Collected data

* * * * *

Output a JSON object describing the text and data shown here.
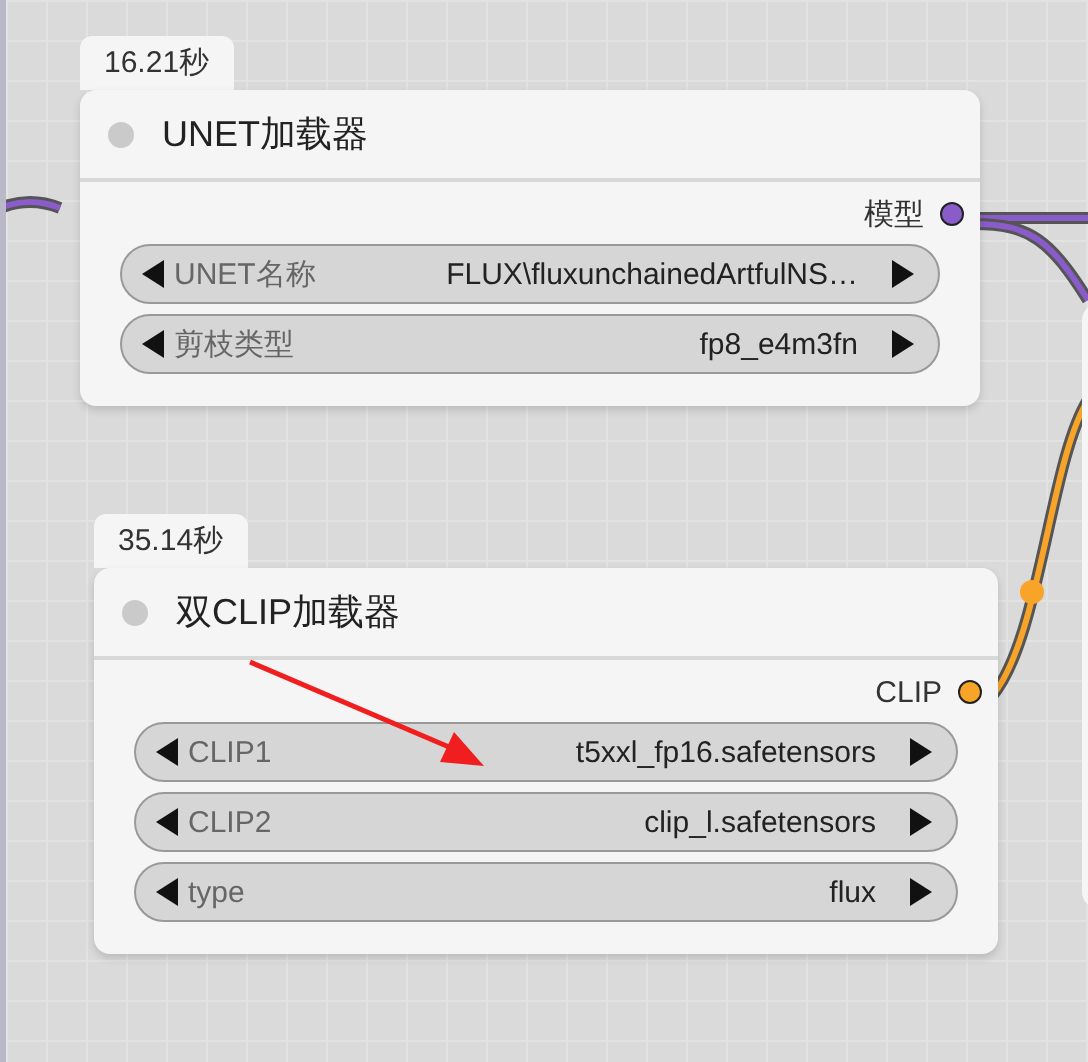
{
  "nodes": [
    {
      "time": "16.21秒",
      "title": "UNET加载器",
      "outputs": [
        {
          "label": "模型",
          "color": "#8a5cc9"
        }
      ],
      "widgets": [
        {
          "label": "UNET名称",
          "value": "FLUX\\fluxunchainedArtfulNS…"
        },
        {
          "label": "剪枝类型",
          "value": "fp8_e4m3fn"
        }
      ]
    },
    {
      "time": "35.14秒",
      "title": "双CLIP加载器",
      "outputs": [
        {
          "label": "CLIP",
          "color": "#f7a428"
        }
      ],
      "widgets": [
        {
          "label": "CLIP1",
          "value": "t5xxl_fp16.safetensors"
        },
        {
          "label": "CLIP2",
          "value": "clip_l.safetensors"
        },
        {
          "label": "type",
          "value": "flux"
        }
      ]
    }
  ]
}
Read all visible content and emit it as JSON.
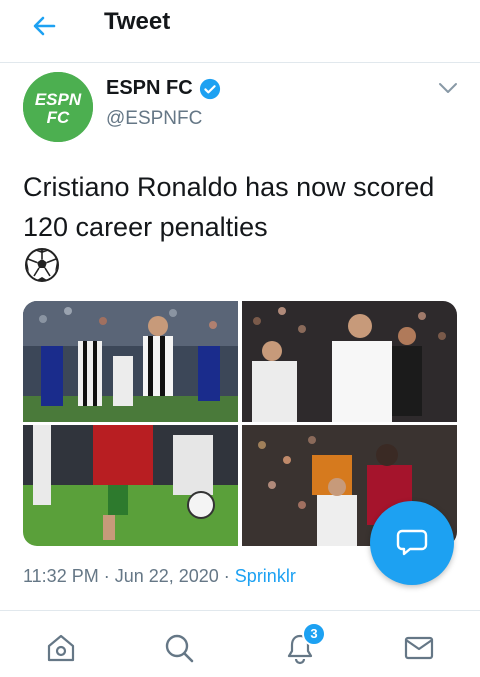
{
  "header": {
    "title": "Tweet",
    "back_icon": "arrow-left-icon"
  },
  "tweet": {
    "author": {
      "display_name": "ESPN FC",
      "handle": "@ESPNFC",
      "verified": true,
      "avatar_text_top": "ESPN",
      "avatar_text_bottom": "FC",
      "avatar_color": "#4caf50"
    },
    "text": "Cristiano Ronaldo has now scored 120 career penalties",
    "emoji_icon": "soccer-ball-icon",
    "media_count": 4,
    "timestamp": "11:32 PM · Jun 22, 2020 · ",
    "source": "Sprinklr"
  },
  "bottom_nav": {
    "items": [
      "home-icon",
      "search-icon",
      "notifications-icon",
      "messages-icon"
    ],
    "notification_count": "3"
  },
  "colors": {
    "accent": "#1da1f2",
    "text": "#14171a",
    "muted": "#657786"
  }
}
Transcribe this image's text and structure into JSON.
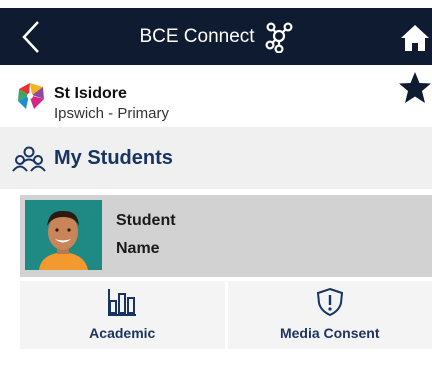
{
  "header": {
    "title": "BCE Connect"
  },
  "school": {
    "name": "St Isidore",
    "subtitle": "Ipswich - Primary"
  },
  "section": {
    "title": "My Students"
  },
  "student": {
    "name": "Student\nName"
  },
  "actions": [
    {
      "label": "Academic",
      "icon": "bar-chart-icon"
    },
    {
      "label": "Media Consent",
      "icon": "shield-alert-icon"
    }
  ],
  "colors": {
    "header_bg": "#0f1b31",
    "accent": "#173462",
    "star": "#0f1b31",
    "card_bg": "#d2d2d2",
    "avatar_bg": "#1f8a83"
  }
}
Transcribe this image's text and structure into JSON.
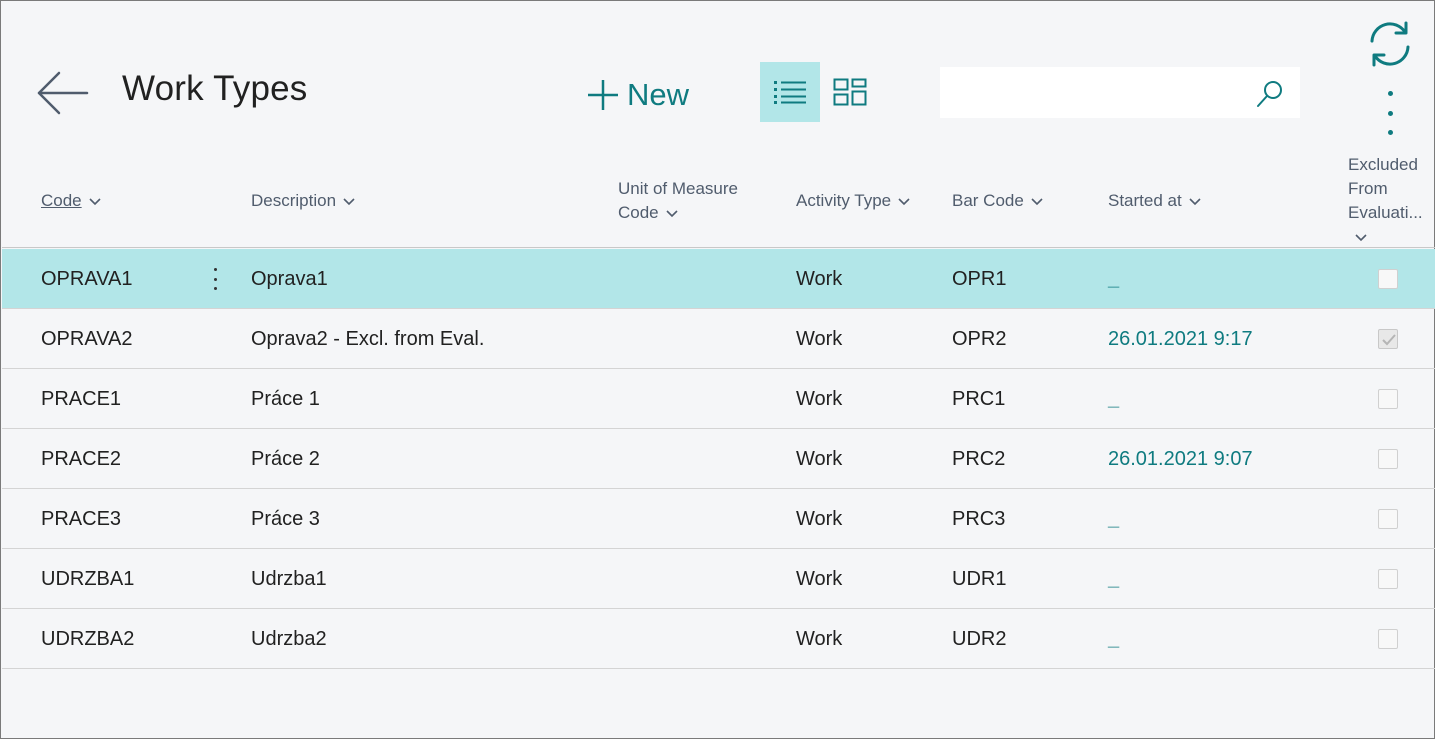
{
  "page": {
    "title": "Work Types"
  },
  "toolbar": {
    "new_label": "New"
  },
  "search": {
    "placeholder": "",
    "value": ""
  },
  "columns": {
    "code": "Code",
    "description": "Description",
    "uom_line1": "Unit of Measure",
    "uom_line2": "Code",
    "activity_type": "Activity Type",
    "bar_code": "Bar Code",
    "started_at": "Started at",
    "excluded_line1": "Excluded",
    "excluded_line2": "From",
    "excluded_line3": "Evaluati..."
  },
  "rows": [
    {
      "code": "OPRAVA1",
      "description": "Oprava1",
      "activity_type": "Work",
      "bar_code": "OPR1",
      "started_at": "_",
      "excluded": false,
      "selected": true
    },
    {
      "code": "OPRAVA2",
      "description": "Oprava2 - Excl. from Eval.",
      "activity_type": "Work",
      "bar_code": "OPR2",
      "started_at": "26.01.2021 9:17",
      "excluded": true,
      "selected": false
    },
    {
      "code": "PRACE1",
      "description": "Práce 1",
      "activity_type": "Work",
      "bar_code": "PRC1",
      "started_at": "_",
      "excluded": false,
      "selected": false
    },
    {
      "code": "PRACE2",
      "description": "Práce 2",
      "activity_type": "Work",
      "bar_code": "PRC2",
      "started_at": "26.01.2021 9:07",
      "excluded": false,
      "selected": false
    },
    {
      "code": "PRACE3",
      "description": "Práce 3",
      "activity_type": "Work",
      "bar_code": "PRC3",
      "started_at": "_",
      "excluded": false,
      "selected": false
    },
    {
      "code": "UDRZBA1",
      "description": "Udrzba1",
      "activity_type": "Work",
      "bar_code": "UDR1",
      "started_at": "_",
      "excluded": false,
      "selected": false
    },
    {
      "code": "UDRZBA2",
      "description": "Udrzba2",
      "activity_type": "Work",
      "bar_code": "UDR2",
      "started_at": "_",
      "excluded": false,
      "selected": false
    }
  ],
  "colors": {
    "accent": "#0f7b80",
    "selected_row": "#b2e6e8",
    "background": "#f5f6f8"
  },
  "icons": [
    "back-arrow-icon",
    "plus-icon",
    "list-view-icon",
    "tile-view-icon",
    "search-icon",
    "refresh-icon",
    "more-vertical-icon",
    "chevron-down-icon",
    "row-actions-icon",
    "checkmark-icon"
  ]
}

* * * * *

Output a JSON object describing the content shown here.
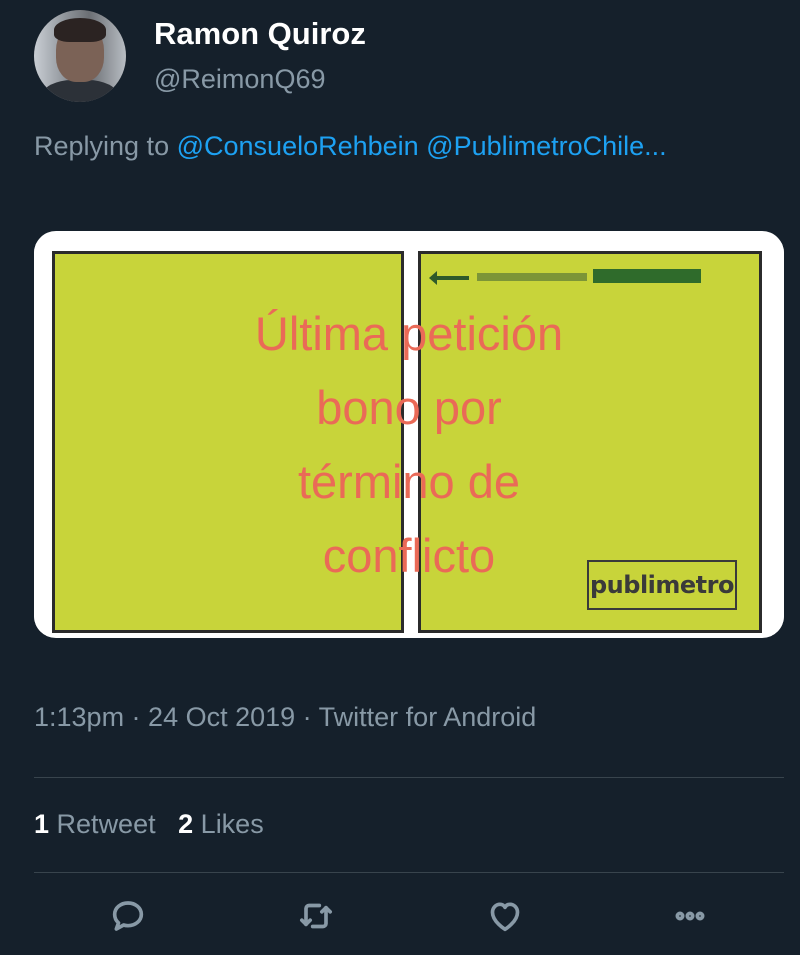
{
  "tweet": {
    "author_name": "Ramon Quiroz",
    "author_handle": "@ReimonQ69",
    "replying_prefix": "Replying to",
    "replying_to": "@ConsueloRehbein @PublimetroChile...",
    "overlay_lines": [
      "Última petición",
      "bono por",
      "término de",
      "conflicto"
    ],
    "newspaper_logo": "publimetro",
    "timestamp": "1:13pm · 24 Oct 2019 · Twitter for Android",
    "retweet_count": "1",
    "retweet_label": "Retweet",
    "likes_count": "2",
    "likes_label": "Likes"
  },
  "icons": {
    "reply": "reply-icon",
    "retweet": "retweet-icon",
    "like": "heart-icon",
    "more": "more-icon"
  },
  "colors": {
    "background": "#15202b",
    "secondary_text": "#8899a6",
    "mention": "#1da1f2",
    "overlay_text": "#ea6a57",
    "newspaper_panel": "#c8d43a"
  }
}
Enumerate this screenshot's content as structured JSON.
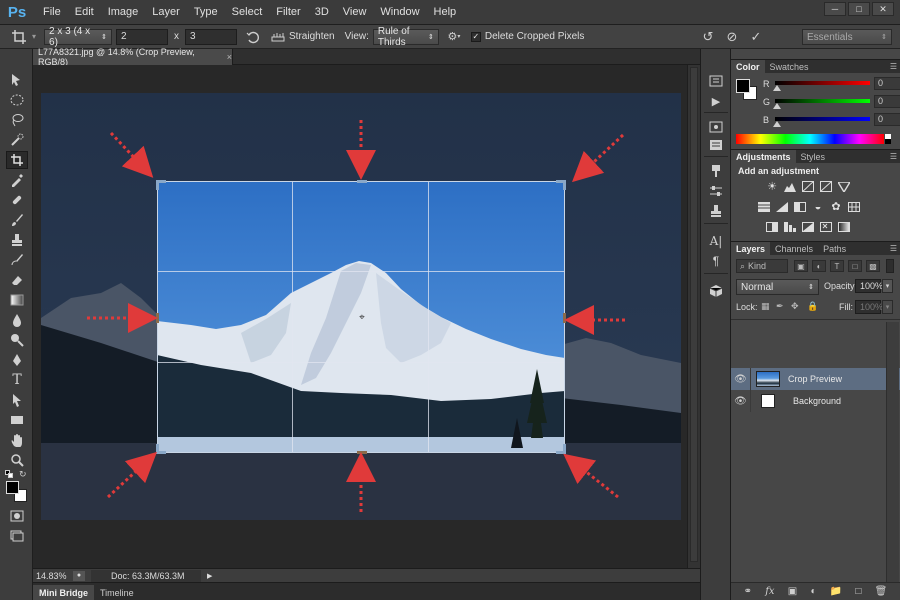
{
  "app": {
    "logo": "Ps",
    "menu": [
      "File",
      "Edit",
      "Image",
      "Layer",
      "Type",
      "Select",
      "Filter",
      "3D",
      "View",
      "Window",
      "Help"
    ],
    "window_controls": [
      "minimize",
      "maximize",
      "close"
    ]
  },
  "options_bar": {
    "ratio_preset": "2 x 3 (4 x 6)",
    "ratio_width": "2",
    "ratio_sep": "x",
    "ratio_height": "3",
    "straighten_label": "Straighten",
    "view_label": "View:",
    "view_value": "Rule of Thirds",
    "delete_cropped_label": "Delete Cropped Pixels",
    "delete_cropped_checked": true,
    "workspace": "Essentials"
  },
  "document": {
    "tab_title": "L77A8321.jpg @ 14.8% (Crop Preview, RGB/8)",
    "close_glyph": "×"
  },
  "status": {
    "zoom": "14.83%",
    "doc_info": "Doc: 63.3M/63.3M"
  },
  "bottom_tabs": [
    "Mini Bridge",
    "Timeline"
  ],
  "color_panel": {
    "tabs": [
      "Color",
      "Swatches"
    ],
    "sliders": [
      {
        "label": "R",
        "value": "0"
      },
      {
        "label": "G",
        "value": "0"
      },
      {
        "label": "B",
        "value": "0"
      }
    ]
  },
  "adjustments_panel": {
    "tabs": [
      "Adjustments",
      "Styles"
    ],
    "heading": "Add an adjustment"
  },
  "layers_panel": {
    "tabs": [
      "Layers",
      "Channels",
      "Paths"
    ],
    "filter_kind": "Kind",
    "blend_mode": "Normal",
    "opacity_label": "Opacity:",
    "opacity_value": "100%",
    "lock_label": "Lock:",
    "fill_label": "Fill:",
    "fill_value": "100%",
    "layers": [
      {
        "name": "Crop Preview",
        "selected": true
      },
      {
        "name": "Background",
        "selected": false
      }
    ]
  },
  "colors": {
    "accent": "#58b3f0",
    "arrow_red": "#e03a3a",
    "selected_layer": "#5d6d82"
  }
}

* * * * *

WHAT THE EXERCISE ASKS
Report all lines of the material that contain the word "content".

ANSWER
Read all visible content and emit it as JSON.
Output a JSON object describing the content shown here.
Enumerate this screenshot's content as structured JSON.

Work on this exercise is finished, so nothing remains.